━━━ Material provided
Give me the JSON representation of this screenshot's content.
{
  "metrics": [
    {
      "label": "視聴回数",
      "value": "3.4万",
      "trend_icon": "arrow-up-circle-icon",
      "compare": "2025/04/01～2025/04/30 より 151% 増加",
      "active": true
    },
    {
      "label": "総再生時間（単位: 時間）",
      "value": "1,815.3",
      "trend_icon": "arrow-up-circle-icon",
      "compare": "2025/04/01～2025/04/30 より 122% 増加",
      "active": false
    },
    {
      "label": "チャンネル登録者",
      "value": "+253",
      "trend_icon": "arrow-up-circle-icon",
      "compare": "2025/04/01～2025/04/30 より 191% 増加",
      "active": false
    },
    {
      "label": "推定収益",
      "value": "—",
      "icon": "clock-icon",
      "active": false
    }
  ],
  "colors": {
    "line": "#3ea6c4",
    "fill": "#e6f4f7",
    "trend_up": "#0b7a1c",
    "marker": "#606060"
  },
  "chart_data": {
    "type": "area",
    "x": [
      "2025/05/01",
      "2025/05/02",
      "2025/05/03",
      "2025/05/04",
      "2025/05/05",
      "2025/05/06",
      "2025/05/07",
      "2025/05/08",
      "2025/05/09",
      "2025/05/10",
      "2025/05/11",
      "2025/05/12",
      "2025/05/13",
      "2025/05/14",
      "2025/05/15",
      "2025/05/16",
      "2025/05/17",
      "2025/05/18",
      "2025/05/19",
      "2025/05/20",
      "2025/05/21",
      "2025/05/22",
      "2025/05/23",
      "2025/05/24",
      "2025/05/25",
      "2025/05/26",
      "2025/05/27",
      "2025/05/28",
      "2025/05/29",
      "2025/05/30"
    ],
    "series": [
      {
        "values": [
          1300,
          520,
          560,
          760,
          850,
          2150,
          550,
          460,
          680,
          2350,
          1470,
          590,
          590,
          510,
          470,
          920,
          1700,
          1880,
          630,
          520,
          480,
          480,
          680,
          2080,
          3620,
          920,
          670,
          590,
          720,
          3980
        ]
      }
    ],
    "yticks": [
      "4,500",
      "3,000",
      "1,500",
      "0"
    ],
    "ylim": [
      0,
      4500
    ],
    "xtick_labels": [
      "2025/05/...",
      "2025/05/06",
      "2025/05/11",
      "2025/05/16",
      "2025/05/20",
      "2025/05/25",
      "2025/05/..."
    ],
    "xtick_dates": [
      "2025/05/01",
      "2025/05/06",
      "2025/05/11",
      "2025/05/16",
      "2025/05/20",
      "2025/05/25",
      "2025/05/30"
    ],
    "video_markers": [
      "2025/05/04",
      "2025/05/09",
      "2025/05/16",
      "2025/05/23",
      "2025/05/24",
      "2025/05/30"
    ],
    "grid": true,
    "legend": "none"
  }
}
━━━━━━
» Short task
Find the lines holding "compare" and list every one.

» Solution to the problem
      "compare": "2025/04/01～2025/04/30 より 151% 増加",
      "compare": "2025/04/01～2025/04/30 より 122% 増加",
      "compare": "2025/04/01～2025/04/30 より 191% 増加",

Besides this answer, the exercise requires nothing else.